Dataset items:
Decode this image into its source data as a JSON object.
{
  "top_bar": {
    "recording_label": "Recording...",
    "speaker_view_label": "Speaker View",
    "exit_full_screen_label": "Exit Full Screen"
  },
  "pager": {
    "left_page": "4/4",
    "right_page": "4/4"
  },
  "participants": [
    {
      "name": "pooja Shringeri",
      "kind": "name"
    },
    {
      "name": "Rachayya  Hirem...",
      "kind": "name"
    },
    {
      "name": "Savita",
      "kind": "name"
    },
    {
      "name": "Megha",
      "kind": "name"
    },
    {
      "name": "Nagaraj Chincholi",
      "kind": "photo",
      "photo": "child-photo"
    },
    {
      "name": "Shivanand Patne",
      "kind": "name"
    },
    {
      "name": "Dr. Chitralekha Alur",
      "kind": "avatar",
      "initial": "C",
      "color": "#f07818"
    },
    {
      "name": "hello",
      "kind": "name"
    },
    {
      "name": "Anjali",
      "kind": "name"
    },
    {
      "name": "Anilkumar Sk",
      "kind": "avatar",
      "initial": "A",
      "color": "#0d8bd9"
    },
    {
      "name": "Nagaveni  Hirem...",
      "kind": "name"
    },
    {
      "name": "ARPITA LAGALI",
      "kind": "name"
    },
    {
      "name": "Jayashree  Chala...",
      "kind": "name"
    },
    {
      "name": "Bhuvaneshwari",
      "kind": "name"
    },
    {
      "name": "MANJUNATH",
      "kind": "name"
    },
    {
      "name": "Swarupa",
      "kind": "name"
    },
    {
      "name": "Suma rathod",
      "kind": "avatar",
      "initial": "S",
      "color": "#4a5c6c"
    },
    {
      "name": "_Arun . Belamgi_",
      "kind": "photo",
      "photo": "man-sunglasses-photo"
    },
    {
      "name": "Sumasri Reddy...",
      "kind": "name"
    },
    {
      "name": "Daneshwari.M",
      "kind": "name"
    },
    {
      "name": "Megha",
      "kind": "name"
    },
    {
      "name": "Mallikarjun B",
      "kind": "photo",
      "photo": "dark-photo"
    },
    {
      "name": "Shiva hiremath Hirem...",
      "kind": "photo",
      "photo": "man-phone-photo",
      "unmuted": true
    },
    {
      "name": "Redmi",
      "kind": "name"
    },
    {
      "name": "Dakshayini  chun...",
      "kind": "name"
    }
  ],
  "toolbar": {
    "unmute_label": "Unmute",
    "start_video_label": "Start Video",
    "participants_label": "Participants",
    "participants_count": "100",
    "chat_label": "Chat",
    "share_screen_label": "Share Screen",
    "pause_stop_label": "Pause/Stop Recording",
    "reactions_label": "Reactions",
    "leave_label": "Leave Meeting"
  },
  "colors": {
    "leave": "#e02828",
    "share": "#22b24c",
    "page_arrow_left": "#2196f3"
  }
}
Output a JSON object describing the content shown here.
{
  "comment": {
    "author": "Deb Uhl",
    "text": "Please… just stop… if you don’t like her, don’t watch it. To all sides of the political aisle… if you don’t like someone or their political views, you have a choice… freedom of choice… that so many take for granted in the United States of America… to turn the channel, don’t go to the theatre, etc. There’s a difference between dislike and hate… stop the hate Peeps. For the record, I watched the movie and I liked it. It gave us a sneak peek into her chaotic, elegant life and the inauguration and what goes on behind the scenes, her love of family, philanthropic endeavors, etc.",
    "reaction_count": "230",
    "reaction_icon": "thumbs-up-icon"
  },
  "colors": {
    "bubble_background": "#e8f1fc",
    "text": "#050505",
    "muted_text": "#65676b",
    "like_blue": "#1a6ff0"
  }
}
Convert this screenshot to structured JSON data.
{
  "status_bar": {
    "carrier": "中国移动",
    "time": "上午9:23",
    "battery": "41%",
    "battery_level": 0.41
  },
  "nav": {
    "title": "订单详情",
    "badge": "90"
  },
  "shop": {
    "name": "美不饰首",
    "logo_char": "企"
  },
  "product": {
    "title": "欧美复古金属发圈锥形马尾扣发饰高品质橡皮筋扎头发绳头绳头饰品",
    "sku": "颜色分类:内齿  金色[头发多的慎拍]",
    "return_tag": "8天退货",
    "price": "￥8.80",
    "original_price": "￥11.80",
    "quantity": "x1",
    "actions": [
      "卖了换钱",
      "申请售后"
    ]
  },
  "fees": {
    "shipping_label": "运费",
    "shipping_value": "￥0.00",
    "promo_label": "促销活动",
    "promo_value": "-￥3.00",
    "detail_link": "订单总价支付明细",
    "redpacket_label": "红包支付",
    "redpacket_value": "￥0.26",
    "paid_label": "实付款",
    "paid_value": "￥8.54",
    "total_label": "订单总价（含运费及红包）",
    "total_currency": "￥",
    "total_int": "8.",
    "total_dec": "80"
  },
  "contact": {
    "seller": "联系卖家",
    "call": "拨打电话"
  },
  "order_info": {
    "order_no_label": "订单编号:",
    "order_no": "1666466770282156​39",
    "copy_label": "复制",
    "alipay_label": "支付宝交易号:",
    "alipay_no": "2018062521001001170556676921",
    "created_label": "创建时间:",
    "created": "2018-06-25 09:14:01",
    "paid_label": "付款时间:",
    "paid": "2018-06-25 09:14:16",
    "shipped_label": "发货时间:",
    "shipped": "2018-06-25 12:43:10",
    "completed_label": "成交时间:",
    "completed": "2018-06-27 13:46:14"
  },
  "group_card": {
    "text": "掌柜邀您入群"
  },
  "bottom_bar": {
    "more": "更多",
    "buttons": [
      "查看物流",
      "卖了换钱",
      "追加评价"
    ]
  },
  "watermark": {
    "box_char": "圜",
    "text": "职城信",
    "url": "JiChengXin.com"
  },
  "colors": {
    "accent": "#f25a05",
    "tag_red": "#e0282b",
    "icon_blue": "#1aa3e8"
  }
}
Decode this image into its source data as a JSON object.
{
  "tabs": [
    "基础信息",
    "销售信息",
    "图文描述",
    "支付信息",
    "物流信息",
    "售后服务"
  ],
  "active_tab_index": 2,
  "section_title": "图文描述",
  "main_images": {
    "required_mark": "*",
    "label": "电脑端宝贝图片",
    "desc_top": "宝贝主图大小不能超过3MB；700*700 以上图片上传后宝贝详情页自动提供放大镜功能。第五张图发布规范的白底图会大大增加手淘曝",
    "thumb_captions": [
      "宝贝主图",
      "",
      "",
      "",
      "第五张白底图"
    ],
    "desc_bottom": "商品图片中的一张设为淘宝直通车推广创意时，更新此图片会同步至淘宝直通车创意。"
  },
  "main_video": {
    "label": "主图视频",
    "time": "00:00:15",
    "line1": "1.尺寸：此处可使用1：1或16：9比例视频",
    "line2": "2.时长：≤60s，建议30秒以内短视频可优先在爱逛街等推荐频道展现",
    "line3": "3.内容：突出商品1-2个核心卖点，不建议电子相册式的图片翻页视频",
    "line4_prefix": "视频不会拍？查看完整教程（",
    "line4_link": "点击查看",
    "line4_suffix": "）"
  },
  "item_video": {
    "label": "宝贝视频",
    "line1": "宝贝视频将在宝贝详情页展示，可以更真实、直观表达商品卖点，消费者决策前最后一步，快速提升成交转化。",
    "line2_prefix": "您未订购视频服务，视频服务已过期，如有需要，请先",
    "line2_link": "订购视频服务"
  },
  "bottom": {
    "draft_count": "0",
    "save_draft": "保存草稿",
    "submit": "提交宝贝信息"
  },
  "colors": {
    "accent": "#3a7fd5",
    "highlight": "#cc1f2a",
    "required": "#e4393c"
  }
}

EXERCISE: Reproduce every line of the data verbatim.

ANSWER TO THE TASK:
Decode this image into its source data as a JSON object.
{
  "top_bar": {
    "recording_label": "Recording...",
    "speaker_view_label": "Speaker View",
    "exit_full_screen_label": "Exit Full Screen"
  },
  "pager": {
    "left_page": "4/4",
    "right_page": "4/4"
  },
  "participants": [
    {
      "name": "pooja Shringeri",
      "kind": "name"
    },
    {
      "name": "Rachayya  Hirem...",
      "kind": "name"
    },
    {
      "name": "Savita",
      "kind": "name"
    },
    {
      "name": "Megha",
      "kind": "name"
    },
    {
      "name": "Nagaraj Chincholi",
      "kind": "photo",
      "photo": "child-photo"
    },
    {
      "name": "Shivanand Patne",
      "kind": "name"
    },
    {
      "name": "Dr. Chitralekha Alur",
      "kind": "avatar",
      "initial": "C",
      "color": "#f07818"
    },
    {
      "name": "hello",
      "kind": "name"
    },
    {
      "name": "Anjali",
      "kind": "name"
    },
    {
      "name": "Anilkumar Sk",
      "kind": "avatar",
      "initial": "A",
      "color": "#0d8bd9"
    },
    {
      "name": "Nagaveni  Hirem...",
      "kind": "name"
    },
    {
      "name": "ARPITA LAGALI",
      "kind": "name"
    },
    {
      "name": "Jayashree  Chala...",
      "kind": "name"
    },
    {
      "name": "Bhuvaneshwari",
      "kind": "name"
    },
    {
      "name": "MANJUNATH",
      "kind": "name"
    },
    {
      "name": "Swarupa",
      "kind": "name"
    },
    {
      "name": "Suma rathod",
      "kind": "avatar",
      "initial": "S",
      "color": "#4a5c6c"
    },
    {
      "name": "_Arun . Belamgi_",
      "kind": "photo",
      "photo": "man-sunglasses-photo"
    },
    {
      "name": "Sumasri Reddy...",
      "kind": "name"
    },
    {
      "name": "Daneshwari.M",
      "kind": "name"
    },
    {
      "name": "Megha",
      "kind": "name"
    },
    {
      "name": "Mallikarjun B",
      "kind": "photo",
      "photo": "dark-photo"
    },
    {
      "name": "Shiva hiremath Hirem...",
      "kind": "photo",
      "photo": "man-phone-photo",
      "unmuted": true
    },
    {
      "name": "Redmi",
      "kind": "name"
    },
    {
      "name": "Dakshayini  chun...",
      "kind": "name"
    }
  ],
  "toolbar": {
    "unmute_label": "Unmute",
    "start_video_label": "Start Video",
    "participants_label": "Participants",
    "participants_count": "100",
    "chat_label": "Chat",
    "share_screen_label": "Share Screen",
    "pause_stop_label": "Pause/Stop Recording",
    "reactions_label": "Reactions",
    "leave_label": "Leave Meeting"
  },
  "colors": {
    "leave": "#e02828",
    "share": "#22b24c",
    "page_arrow_left": "#2196f3"
  }
}
Output a JSON object describing the content shown here.
{
  "comment": {
    "author": "Deb Uhl",
    "text": "Please… just stop… if you don’t like her, don’t watch it. To all sides of the political aisle… if you don’t like someone or their political views, you have a choice… freedom of choice… that so many take for granted in the United States of America… to turn the channel, don’t go to the theatre, etc. There’s a difference between dislike and hate… stop the hate Peeps. For the record, I watched the movie and I liked it. It gave us a sneak peek into her chaotic, elegant life and the inauguration and what goes on behind the scenes, her love of family, philanthropic endeavors, etc.",
    "reaction_count": "230",
    "reaction_icon": "thumbs-up-icon"
  },
  "colors": {
    "bubble_background": "#e8f1fc",
    "text": "#050505",
    "muted_text": "#65676b",
    "like_blue": "#1a6ff0"
  }
}
Convert this screenshot to structured JSON data.
{
  "status_bar": {
    "carrier": "中国移动",
    "time": "上午9:23",
    "battery": "41%",
    "battery_level": 0.41
  },
  "nav": {
    "title": "订单详情",
    "badge": "90"
  },
  "shop": {
    "name": "美不饰首",
    "logo_char": "企"
  },
  "product": {
    "title": "欧美复古金属发圈锥形马尾扣发饰高品质橡皮筋扎头发绳头绳头饰品",
    "sku": "颜色分类:内齿  金色[头发多的慎拍]",
    "return_tag": "8天退货",
    "price": "￥8.80",
    "original_price": "￥11.80",
    "quantity": "x1",
    "actions": [
      "卖了换钱",
      "申请售后"
    ]
  },
  "fees": {
    "shipping_label": "运费",
    "shipping_value": "￥0.00",
    "promo_label": "促销活动",
    "promo_value": "-￥3.00",
    "detail_link": "订单总价支付明细",
    "redpacket_label": "红包支付",
    "redpacket_value": "￥0.26",
    "paid_label": "实付款",
    "paid_value": "￥8.54",
    "total_label": "订单总价（含运费及红包）",
    "total_currency": "￥",
    "total_int": "8.",
    "total_dec": "80"
  },
  "contact": {
    "seller": "联系卖家",
    "call": "拨打电话"
  },
  "order_info": {
    "order_no_label": "订单编号:",
    "order_no": "1666466770282156​39",
    "copy_label": "复制",
    "alipay_label": "支付宝交易号:",
    "alipay_no": "2018062521001001170556676921",
    "created_label": "创建时间:",
    "created": "2018-06-25 09:14:01",
    "paid_label": "付款时间:",
    "paid": "2018-06-25 09:14:16",
    "shipped_label": "发货时间:",
    "shipped": "2018-06-25 12:43:10",
    "completed_label": "成交时间:",
    "completed": "2018-06-27 13:46:14"
  },
  "group_card": {
    "text": "掌柜邀您入群"
  },
  "bottom_bar": {
    "more": "更多",
    "buttons": [
      "查看物流",
      "卖了换钱",
      "追加评价"
    ]
  },
  "watermark": {
    "box_char": "圜",
    "text": "职城信",
    "url": "JiChengXin.com"
  },
  "colors": {
    "accent": "#f25a05",
    "tag_red": "#e0282b",
    "icon_blue": "#1aa3e8"
  }
}
Decode this image into its source data as a JSON object.
{
  "tabs": [
    "基础信息",
    "销售信息",
    "图文描述",
    "支付信息",
    "物流信息",
    "售后服务"
  ],
  "active_tab_index": 2,
  "section_title": "图文描述",
  "main_images": {
    "required_mark": "*",
    "label": "电脑端宝贝图片",
    "desc_top": "宝贝主图大小不能超过3MB；700*700 以上图片上传后宝贝详情页自动提供放大镜功能。第五张图发布规范的白底图会大大增加手淘曝",
    "thumb_captions": [
      "宝贝主图",
      "",
      "",
      "",
      "第五张白底图"
    ],
    "desc_bottom": "商品图片中的一张设为淘宝直通车推广创意时，更新此图片会同步至淘宝直通车创意。"
  },
  "main_video": {
    "label": "主图视频",
    "time": "00:00:15",
    "line1": "1.尺寸：此处可使用1：1或16：9比例视频",
    "line2": "2.时长：≤60s，建议30秒以内短视频可优先在爱逛街等推荐频道展现",
    "line3": "3.内容：突出商品1-2个核心卖点，不建议电子相册式的图片翻页视频",
    "line4_prefix": "视频不会拍？查看完整教程（",
    "line4_link": "点击查看",
    "line4_suffix": "）"
  },
  "item_video": {
    "label": "宝贝视频",
    "line1": "宝贝视频将在宝贝详情页展示，可以更真实、直观表达商品卖点，消费者决策前最后一步，快速提升成交转化。",
    "line2_prefix": "您未订购视频服务，视频服务已过期，如有需要，请先",
    "line2_link": "订购视频服务"
  },
  "bottom": {
    "draft_count": "0",
    "save_draft": "保存草稿",
    "submit": "提交宝贝信息"
  },
  "colors": {
    "accent": "#3a7fd5",
    "highlight": "#cc1f2a",
    "required": "#e4393c"
  }
}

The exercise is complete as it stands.